Pick out all lines with the word "alueen" from the records that follow.
[start Records to process]
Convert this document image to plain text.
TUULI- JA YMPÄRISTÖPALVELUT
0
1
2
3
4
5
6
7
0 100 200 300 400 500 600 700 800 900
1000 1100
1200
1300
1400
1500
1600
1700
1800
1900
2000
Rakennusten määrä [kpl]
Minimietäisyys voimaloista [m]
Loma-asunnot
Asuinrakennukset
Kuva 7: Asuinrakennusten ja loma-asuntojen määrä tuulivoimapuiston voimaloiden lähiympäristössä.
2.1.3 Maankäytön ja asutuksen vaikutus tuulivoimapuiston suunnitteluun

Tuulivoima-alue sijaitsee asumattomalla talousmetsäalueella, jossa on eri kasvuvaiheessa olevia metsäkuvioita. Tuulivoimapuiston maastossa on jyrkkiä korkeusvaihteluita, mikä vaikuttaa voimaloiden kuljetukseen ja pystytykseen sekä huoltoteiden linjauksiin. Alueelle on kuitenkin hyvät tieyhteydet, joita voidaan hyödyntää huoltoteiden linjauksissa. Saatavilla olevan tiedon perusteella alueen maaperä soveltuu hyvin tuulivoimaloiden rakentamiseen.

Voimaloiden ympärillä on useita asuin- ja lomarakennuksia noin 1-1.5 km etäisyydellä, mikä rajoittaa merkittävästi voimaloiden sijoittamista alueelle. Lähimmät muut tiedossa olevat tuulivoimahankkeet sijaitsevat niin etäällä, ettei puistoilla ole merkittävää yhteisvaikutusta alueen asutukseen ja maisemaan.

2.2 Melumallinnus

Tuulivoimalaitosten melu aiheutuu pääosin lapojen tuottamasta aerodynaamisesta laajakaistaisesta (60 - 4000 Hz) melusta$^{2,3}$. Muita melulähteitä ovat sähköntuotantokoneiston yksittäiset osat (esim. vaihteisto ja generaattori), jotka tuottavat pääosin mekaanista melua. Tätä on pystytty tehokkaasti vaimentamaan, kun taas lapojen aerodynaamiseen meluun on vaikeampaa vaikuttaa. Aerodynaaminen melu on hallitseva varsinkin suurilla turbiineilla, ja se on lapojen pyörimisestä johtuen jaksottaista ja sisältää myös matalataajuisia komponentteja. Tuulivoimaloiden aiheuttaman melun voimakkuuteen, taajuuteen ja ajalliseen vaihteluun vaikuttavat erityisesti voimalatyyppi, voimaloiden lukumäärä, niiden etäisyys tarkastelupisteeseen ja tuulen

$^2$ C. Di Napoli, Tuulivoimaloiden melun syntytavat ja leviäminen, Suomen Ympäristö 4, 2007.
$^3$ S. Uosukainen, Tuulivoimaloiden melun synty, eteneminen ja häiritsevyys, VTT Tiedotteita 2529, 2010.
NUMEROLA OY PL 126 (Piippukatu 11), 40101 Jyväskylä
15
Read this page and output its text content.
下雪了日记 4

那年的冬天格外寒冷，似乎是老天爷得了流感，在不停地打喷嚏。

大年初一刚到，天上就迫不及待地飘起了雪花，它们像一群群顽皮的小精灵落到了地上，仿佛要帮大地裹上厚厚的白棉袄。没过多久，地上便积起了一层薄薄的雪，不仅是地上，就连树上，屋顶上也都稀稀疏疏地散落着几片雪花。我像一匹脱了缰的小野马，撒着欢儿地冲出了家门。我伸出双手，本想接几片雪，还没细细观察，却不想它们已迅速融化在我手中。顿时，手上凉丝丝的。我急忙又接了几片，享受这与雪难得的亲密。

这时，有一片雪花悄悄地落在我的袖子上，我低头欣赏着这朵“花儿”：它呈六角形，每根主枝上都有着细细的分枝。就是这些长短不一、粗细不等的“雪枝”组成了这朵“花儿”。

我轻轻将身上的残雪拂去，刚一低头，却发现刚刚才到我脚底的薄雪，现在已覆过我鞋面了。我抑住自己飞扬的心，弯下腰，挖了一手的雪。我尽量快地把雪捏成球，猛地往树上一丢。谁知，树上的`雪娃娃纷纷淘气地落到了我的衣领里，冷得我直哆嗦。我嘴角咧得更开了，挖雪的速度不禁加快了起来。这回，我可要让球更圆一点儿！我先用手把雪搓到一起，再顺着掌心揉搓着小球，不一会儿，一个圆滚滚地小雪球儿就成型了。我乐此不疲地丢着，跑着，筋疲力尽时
[end Records to process]
** Final result **
Tuulivoima-alue sijaitsee asumattomalla talousmetsäalueella, jossa on eri kasvuvaiheessa olevia metsäkuvioita. Tuulivoimapuiston maastossa on jyrkkiä korkeusvaihteluita, mikä vaikuttaa voimaloiden kuljetukseen ja pystytykseen sekä huoltoteiden linjauksiin. Alueelle on kuitenkin hyvät tieyhteydet, joita voidaan hyödyntää huoltoteiden linjauksissa. Saatavilla olevan tiedon perusteella alueen maaperä soveltuu hyvin tuulivoimaloiden rakentamiseen.
Voimaloiden ympärillä on useita asuin- ja lomarakennuksia noin 1-1.5 km etäisyydellä, mikä rajoittaa merkittävästi voimaloiden sijoittamista alueelle. Lähimmät muut tiedossa olevat tuulivoimahankkeet sijaitsevat niin etäällä, ettei puistoilla ole merkittävää yhteisvaikutusta alueen asutukseen ja maisemaan.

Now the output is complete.